* [Exercise task]: Copy out each line of the data holding "text".

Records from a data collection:
========================================

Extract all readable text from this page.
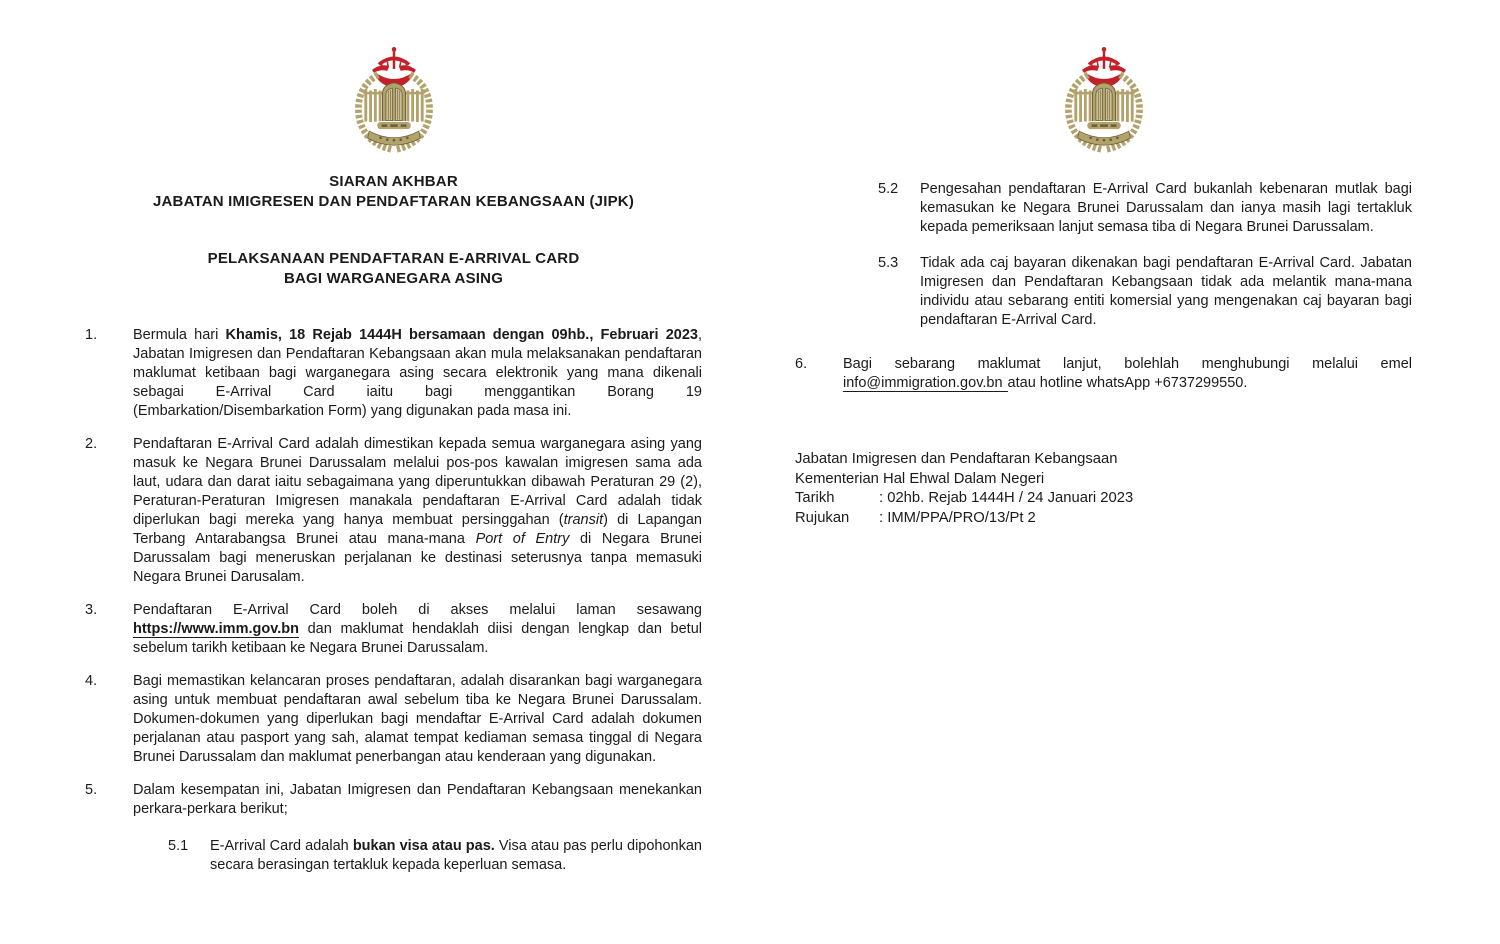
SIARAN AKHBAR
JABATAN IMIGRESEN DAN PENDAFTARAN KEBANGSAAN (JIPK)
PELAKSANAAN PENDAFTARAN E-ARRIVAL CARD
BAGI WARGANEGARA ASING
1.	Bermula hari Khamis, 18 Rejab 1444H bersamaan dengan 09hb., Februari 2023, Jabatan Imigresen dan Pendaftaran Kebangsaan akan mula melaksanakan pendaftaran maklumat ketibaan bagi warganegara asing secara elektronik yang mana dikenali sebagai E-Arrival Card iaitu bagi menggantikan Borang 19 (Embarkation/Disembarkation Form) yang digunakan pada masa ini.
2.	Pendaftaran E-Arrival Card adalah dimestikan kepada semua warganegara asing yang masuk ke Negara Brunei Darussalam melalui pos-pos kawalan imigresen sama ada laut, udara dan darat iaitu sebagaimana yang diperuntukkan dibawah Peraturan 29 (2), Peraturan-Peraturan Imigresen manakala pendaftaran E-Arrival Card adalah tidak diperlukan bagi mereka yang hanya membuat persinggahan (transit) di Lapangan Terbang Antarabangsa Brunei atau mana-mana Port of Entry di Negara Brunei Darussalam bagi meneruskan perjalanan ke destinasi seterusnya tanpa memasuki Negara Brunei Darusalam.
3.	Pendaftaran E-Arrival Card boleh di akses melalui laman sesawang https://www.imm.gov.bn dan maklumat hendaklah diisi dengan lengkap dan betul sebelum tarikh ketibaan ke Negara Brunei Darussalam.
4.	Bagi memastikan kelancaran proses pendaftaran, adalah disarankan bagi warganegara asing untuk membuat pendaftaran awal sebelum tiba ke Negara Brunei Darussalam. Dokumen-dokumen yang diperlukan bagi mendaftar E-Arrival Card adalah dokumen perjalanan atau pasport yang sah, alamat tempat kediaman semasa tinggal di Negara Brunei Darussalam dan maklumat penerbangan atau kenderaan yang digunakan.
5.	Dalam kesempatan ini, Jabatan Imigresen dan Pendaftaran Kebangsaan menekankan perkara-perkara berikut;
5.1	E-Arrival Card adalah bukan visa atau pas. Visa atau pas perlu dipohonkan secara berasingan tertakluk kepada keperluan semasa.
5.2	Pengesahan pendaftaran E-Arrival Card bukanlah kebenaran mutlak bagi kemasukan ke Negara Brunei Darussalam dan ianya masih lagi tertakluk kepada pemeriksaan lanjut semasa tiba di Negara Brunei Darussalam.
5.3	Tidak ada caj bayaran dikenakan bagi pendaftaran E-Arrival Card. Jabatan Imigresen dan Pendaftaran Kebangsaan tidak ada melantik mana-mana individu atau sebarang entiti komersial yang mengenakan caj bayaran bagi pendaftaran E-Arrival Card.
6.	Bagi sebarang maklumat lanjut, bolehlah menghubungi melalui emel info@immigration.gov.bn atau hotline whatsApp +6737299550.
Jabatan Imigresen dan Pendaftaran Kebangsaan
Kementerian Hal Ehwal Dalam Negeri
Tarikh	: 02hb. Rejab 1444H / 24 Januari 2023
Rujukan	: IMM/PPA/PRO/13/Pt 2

========================================

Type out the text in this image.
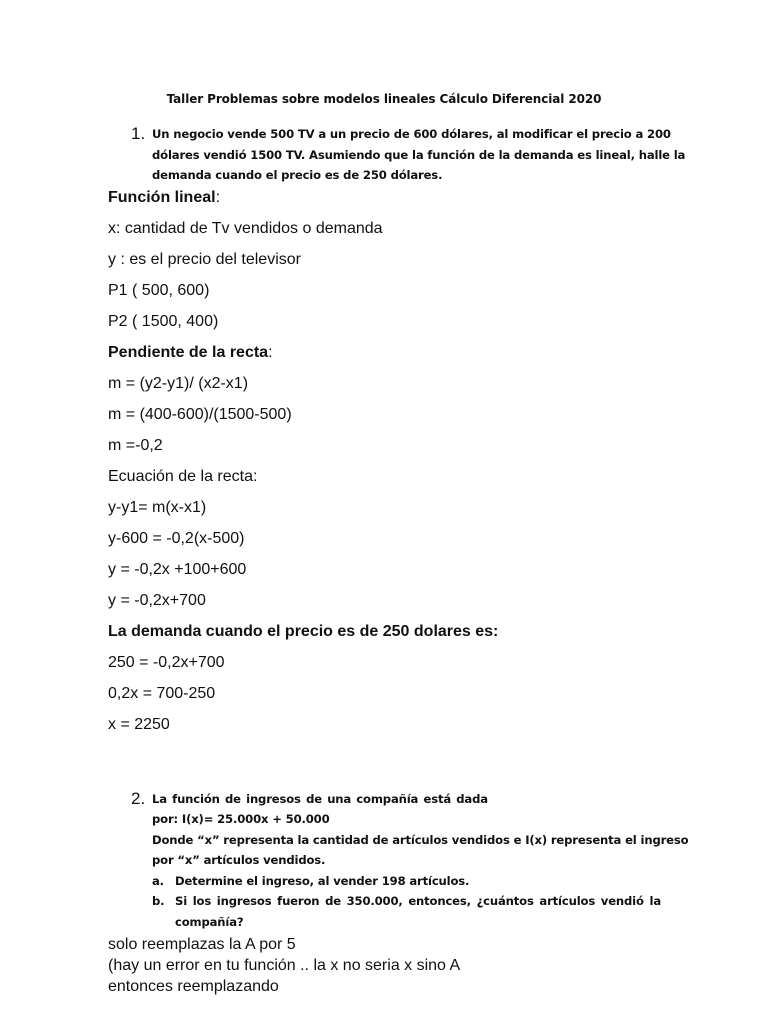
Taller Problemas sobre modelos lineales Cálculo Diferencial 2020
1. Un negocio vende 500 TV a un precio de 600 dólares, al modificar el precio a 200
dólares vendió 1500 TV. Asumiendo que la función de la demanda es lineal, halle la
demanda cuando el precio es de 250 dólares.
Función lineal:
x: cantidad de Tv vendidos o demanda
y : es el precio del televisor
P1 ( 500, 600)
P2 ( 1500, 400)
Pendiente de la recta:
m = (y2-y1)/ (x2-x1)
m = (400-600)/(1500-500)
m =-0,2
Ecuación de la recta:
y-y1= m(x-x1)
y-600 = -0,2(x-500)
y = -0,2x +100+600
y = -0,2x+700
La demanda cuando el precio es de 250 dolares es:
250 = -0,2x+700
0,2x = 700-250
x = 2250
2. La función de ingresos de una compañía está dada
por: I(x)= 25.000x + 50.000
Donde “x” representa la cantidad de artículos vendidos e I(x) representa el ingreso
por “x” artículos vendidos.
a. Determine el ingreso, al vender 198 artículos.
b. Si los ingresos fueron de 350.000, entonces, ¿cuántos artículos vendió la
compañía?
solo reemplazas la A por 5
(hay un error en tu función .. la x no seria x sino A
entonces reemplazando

========================================

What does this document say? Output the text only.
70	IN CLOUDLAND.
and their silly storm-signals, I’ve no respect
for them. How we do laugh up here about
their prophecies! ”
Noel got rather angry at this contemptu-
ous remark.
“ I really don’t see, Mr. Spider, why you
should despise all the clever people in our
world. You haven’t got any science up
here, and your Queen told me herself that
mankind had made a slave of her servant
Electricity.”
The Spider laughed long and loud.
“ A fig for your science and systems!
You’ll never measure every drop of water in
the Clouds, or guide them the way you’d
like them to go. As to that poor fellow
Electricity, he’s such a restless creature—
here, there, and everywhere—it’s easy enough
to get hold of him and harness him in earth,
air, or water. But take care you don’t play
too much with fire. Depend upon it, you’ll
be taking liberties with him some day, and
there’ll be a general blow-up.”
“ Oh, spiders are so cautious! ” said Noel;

========================================

* [Answer for this exercise]:
Extract all readable text from this page.
Type out the text in this image.
What does this document say? Output the text only.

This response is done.